-- EXERCISE --
Repeat every line below exactly as it reads.
━━━━━ TASK INPUTS ━━━━━
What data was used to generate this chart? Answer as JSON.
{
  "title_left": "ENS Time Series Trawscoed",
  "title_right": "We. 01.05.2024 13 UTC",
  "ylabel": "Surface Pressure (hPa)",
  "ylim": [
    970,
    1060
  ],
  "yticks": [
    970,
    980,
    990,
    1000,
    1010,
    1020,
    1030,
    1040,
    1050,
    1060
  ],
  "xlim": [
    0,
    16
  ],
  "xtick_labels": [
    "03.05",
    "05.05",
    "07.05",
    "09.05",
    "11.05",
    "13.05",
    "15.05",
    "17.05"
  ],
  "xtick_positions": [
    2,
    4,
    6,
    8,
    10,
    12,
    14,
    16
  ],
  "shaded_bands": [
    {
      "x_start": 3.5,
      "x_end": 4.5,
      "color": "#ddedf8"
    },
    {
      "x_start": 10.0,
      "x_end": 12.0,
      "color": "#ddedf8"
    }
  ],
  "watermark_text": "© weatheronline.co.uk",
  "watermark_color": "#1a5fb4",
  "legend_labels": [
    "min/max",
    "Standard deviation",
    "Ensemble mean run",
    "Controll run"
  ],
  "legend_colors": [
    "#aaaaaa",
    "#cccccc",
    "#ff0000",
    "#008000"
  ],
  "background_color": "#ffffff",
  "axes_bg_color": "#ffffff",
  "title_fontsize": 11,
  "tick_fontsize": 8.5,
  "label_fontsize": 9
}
━━━━━
-- REPLY TO THE EXERCISE --
What data was used to generate this chart? Answer as JSON.
{
  "title_left": "ENS Time Series Trawscoed",
  "title_right": "We. 01.05.2024 13 UTC",
  "ylabel": "Surface Pressure (hPa)",
  "ylim": [
    970,
    1060
  ],
  "yticks": [
    970,
    980,
    990,
    1000,
    1010,
    1020,
    1030,
    1040,
    1050,
    1060
  ],
  "xlim": [
    0,
    16
  ],
  "xtick_labels": [
    "03.05",
    "05.05",
    "07.05",
    "09.05",
    "11.05",
    "13.05",
    "15.05",
    "17.05"
  ],
  "xtick_positions": [
    2,
    4,
    6,
    8,
    10,
    12,
    14,
    16
  ],
  "shaded_bands": [
    {
      "x_start": 3.5,
      "x_end": 4.5,
      "color": "#ddedf8"
    },
    {
      "x_start": 10.0,
      "x_end": 12.0,
      "color": "#ddedf8"
    }
  ],
  "watermark_text": "© weatheronline.co.uk",
  "watermark_color": "#1a5fb4",
  "legend_labels": [
    "min/max",
    "Standard deviation",
    "Ensemble mean run",
    "Controll run"
  ],
  "legend_colors": [
    "#aaaaaa",
    "#cccccc",
    "#ff0000",
    "#008000"
  ],
  "background_color": "#ffffff",
  "axes_bg_color": "#ffffff",
  "title_fontsize": 11,
  "tick_fontsize": 8.5,
  "label_fontsize": 9
}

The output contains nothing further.